"""

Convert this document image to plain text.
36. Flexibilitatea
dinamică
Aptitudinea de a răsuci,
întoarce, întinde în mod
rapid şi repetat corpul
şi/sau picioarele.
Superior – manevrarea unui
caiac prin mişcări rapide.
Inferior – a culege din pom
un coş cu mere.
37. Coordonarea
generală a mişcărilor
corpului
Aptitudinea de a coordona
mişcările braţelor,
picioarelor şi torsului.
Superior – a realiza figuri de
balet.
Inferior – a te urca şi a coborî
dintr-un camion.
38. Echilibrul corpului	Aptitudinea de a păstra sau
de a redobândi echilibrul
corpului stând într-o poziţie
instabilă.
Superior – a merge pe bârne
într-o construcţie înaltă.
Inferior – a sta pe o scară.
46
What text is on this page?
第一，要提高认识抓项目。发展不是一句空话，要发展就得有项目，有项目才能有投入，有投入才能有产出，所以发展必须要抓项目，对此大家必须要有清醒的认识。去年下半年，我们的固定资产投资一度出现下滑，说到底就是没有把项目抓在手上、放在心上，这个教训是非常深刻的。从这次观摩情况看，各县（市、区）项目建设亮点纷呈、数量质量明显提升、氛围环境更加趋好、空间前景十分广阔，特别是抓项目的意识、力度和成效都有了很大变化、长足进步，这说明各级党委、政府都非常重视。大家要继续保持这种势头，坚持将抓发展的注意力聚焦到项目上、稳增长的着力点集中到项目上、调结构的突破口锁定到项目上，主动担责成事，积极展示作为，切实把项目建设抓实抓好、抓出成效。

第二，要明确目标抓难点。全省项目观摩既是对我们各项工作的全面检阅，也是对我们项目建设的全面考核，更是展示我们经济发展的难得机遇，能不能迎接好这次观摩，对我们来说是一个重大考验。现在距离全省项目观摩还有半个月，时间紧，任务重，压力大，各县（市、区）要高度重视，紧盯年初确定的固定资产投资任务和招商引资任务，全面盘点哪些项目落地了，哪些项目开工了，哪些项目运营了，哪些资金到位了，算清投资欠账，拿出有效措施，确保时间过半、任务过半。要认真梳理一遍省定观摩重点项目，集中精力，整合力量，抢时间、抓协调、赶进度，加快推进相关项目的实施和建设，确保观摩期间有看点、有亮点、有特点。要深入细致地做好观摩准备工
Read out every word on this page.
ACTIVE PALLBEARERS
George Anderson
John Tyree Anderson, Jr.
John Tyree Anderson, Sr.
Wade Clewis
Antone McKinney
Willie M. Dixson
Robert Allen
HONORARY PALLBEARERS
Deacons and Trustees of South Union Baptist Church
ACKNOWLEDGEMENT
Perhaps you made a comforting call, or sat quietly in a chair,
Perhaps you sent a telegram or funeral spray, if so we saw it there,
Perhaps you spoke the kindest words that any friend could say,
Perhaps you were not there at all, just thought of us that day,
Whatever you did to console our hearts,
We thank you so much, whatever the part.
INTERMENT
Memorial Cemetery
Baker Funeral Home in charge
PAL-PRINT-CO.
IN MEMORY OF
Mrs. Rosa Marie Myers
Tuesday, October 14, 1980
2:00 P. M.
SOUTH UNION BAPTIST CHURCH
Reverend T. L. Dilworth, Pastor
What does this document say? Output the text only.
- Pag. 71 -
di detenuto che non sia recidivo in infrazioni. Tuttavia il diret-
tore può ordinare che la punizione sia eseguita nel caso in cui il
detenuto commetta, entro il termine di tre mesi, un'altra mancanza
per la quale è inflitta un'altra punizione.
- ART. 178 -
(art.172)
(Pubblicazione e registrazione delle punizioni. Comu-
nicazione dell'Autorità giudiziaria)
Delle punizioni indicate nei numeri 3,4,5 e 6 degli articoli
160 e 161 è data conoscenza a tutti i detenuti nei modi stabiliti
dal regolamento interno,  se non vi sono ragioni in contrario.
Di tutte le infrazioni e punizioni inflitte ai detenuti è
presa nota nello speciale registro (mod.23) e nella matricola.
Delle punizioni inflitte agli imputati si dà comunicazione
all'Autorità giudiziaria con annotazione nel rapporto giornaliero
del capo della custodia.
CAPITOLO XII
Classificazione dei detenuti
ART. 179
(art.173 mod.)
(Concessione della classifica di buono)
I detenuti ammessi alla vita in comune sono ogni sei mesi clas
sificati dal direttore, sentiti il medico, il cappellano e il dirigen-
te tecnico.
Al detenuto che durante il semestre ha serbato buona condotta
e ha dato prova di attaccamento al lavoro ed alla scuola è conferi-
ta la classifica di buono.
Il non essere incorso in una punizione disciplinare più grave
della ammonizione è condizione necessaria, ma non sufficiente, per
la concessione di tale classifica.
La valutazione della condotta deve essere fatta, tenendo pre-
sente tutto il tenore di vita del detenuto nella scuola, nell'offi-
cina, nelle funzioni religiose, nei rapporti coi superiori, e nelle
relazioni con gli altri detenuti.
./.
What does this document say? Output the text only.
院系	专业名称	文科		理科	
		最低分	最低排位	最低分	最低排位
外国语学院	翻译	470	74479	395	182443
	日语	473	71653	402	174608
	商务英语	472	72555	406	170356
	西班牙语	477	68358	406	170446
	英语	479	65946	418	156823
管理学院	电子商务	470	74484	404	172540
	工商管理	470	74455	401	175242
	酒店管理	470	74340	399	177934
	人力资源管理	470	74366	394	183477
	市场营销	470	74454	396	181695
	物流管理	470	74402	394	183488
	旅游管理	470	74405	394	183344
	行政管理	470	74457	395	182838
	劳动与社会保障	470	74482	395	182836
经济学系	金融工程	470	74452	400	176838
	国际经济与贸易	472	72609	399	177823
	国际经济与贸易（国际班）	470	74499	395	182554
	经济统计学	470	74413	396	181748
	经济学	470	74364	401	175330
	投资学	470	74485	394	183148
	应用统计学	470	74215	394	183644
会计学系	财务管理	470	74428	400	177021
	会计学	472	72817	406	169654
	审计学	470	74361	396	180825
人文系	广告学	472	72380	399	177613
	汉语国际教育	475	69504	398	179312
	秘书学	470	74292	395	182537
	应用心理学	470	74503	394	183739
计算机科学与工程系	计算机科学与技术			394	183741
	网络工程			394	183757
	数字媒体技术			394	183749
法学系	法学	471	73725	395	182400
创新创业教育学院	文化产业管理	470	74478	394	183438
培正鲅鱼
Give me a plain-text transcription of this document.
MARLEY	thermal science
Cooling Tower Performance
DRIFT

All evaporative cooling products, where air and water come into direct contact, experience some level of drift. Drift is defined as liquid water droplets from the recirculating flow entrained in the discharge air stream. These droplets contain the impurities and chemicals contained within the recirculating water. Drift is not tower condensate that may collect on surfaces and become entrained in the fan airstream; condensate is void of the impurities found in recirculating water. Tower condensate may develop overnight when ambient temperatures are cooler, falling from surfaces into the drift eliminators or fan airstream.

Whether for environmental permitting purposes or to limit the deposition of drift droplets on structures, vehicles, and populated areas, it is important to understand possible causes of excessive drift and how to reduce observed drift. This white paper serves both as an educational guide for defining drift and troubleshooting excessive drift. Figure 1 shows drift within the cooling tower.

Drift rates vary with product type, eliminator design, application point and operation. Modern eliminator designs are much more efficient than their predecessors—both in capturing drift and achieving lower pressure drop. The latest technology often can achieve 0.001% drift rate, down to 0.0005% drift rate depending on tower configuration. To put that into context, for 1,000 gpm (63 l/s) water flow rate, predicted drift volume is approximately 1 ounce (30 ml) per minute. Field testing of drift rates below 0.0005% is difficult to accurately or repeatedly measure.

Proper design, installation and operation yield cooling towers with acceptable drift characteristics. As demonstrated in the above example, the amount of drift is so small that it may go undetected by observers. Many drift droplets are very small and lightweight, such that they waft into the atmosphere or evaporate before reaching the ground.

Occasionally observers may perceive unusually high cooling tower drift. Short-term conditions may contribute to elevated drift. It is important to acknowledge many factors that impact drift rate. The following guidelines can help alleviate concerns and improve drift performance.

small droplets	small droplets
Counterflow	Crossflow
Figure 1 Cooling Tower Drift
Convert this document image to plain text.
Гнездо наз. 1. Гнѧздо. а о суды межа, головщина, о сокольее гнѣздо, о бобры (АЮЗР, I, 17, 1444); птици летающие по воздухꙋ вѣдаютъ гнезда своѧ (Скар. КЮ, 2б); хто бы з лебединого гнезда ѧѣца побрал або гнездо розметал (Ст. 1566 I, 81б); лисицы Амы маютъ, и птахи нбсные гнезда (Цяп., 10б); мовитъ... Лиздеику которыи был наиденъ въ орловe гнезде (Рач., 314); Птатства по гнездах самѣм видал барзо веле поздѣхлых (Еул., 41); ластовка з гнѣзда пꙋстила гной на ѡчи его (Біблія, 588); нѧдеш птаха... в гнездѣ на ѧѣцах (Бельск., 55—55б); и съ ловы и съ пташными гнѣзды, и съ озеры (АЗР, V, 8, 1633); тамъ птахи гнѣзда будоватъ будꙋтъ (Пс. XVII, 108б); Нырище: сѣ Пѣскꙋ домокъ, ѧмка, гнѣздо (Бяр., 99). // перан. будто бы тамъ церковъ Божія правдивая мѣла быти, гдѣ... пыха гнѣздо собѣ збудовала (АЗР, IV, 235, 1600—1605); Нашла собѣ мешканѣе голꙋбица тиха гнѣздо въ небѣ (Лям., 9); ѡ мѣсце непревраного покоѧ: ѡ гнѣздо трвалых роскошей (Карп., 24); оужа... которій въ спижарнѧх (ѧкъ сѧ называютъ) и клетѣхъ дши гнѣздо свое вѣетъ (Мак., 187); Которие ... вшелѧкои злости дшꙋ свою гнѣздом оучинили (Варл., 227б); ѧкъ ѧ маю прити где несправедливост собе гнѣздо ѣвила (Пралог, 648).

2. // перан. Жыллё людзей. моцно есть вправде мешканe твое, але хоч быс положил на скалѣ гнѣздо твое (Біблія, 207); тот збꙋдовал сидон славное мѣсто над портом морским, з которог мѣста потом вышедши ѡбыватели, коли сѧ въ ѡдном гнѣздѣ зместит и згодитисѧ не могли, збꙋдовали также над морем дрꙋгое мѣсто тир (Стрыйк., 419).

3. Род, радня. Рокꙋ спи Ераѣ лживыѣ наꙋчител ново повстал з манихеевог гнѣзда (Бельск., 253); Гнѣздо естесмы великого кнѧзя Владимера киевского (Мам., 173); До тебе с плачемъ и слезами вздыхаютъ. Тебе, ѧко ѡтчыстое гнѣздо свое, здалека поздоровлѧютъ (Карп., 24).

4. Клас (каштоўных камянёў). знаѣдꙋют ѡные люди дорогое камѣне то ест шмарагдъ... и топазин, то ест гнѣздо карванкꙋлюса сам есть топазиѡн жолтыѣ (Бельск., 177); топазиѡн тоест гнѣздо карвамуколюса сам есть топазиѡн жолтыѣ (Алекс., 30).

"""

## Task prompt
Using the data above, copy each line that contains "mesi".

## Response for this exercise
detenuto commetta, entro il termine di tre mesi, un'altra mancanza
I detenuti ammessi alla vita in comune sono ogni sei mesi clas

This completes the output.